• **AIM**: Render the listing, from its first line up to and including the line that contains "user-info-location: Edingurgh —", as a Markdown table with the columns Index and Entry. Give each line's number in Index and its text in Entry, and leave out blank lines.

• **RECORDED INFORMATION**:
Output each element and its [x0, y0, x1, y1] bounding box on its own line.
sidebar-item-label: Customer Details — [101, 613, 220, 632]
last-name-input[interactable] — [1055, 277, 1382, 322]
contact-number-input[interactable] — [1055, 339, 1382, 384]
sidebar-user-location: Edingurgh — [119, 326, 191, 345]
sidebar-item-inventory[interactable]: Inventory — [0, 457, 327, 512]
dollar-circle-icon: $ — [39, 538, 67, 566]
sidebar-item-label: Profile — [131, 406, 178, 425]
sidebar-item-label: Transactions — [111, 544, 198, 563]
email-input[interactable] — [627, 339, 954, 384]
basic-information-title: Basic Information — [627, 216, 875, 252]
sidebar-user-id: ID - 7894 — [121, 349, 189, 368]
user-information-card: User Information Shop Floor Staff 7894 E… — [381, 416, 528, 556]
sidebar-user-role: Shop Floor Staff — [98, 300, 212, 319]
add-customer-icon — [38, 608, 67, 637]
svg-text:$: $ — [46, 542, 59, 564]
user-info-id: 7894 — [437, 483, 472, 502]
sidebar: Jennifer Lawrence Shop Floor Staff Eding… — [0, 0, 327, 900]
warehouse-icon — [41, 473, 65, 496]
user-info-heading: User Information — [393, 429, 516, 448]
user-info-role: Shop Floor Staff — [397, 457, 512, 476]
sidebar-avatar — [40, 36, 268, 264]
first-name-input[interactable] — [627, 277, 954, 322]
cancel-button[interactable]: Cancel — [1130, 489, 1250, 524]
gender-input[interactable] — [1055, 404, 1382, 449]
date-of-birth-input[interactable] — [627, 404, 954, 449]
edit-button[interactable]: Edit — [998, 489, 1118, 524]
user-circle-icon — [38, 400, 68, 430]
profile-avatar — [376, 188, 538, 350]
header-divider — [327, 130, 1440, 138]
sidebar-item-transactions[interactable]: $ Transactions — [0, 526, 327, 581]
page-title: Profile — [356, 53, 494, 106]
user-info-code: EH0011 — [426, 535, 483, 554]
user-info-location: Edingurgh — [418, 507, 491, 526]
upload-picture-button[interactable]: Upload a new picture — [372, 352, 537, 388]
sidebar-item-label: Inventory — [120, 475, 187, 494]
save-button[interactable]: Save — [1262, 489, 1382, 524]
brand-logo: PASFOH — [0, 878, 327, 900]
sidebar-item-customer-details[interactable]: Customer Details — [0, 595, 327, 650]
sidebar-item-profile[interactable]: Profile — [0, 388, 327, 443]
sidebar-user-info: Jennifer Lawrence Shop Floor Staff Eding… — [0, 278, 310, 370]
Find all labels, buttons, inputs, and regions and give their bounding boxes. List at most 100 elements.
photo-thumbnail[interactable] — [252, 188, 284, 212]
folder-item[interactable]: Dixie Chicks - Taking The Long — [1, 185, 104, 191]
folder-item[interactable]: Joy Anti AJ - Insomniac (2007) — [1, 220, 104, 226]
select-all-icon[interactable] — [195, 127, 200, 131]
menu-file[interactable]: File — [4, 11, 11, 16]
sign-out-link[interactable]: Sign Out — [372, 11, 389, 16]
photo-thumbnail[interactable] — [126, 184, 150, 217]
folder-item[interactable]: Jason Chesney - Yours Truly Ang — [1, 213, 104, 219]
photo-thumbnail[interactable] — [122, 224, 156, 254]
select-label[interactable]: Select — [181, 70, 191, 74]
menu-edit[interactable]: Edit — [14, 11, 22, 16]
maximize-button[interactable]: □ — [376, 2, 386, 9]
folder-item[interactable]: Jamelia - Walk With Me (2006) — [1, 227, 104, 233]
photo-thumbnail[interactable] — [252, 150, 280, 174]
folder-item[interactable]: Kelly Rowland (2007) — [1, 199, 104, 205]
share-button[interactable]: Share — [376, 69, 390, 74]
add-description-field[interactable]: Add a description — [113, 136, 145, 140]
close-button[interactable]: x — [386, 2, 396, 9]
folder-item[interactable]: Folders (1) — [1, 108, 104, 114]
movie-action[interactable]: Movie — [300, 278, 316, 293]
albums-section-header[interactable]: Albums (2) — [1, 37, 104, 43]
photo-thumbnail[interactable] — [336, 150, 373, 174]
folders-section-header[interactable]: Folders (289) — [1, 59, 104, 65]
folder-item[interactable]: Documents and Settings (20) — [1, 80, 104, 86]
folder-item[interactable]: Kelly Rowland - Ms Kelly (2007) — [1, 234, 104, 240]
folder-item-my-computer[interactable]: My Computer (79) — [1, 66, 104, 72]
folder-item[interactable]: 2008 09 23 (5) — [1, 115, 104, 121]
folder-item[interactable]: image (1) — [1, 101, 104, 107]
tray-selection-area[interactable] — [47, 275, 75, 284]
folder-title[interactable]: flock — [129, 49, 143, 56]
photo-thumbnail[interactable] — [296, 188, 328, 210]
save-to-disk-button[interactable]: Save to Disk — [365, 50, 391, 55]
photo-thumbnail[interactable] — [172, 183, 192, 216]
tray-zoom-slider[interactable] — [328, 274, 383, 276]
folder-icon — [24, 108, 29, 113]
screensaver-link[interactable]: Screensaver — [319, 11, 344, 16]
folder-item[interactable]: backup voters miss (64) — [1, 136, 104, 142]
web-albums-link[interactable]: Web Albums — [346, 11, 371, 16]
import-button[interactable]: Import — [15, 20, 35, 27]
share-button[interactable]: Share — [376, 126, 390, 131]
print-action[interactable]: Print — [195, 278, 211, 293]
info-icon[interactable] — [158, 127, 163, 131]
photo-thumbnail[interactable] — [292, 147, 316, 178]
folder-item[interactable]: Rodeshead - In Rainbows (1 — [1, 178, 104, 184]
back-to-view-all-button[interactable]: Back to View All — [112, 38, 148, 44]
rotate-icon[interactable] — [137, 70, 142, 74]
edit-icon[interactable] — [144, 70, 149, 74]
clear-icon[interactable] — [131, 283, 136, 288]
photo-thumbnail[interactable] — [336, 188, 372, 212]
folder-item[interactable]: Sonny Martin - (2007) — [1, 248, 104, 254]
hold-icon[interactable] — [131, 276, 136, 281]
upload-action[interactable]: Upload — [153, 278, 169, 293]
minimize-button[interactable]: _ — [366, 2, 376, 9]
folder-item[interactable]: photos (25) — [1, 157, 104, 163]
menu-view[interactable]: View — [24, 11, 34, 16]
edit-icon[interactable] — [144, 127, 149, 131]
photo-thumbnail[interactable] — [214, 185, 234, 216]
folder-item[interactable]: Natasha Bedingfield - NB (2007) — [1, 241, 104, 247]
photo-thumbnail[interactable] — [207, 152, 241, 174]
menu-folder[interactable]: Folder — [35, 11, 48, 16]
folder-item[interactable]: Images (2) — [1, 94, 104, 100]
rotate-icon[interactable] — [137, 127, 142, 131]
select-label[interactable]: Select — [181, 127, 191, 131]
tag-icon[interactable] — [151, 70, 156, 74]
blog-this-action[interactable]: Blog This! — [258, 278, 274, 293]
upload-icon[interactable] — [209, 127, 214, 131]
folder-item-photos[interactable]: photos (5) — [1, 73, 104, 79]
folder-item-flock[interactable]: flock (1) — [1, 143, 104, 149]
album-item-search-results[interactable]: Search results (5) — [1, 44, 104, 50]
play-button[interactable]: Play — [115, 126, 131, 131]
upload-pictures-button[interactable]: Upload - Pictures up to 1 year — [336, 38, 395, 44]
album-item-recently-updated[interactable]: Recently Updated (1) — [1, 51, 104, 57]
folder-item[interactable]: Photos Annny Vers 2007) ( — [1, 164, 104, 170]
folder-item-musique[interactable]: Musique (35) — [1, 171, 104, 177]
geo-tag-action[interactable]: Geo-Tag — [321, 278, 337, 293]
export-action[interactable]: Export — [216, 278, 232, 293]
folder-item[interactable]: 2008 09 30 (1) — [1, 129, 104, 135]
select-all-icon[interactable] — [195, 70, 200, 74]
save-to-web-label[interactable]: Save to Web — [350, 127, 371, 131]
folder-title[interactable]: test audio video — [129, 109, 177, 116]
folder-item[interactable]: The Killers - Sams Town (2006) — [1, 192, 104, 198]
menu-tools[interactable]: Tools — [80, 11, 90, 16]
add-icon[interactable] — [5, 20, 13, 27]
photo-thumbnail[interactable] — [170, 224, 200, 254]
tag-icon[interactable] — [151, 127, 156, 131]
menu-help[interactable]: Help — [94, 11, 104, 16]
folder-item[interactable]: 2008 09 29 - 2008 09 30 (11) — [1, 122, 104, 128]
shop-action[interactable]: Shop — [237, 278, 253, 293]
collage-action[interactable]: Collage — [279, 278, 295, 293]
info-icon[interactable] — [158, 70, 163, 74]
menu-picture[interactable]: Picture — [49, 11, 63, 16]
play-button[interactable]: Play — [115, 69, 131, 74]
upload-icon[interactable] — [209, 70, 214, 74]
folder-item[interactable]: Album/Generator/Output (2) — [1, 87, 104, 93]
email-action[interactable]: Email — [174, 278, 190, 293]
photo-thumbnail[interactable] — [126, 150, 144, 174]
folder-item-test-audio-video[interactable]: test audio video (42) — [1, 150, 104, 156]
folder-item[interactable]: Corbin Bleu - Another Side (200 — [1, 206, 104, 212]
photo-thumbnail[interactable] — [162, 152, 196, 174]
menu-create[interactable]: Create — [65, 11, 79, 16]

• **EXERCISE RESULT**:
| Index | Entry |
|---|---|
| 1 | Output each element and its [x0, y0, x1, y1] bounding box on its own line. |
| 2 | sidebar-item-label: Customer Details — [101, 613, 220, 632] |
| 3 | last-name-input[interactable] — [1055, 277, 1382, 322] |
| 4 | contact-number-input[interactable] — [1055, 339, 1382, 384] |
| 5 | sidebar-user-location: Edingurgh — [119, 326, 191, 345] |
| 6 | sidebar-item-inventory[interactable]: Inventory — [0, 457, 327, 512] |
| 7 | dollar-circle-icon: $ — [39, 538, 67, 566] |
| 8 | sidebar-item-label: Profile — [131, 406, 178, 425] |
| 9 | sidebar-item-label: Transactions — [111, 544, 198, 563] |
| 10 | email-input[interactable] — [627, 339, 954, 384] |
| 11 | basic-information-title: Basic Information — [627, 216, 875, 252] |
| 12 | sidebar-user-id: ID - 7894 — [121, 349, 189, 368] |
| 13 | user-information-card: User Information Shop Floor Staff 7894 E… — [381, 416, 528, 556] |
| 14 | sidebar-user-role: Shop Floor Staff — [98, 300, 212, 319] |
| 15 | add-customer-icon — [38, 608, 67, 637] |
| 16 | svg-text:$: $ — [46, 542, 59, 564] |
| 17 | user-info-id: 7894 — [437, 483, 472, 502] |
| 18 | sidebar: Jennifer Lawrence Shop Floor Staff Eding… — [0, 0, 327, 900] |
| 19 | warehouse-icon — [41, 473, 65, 496] |
| 20 | user-info-heading: User Information — [393, 429, 516, 448] |
| 21 | user-info-role: Shop Floor Staff — [397, 457, 512, 476] |
| 22 | sidebar-avatar — [40, 36, 268, 264] |
| 23 | first-name-input[interactable] — [627, 277, 954, 322] |
| 24 | cancel-button[interactable]: Cancel — [1130, 489, 1250, 524] |
| 25 | gender-input[interactable] — [1055, 404, 1382, 449] |
| 26 | date-of-birth-input[interactable] — [627, 404, 954, 449] |
| 27 | edit-button[interactable]: Edit — [998, 489, 1118, 524] |
| 28 | user-circle-icon — [38, 400, 68, 430] |
| 29 | profile-avatar — [376, 188, 538, 350] |
| 30 | header-divider — [327, 130, 1440, 138] |
| 31 | sidebar-item-transactions[interactable]: $ Transactions — [0, 526, 327, 581] |
| 32 | page-title: Profile — [356, 53, 494, 106] |
| 33 | user-info-code: EH0011 — [426, 535, 483, 554] |
| 34 | user-info-location: Edingurgh — [418, 507, 491, 526] |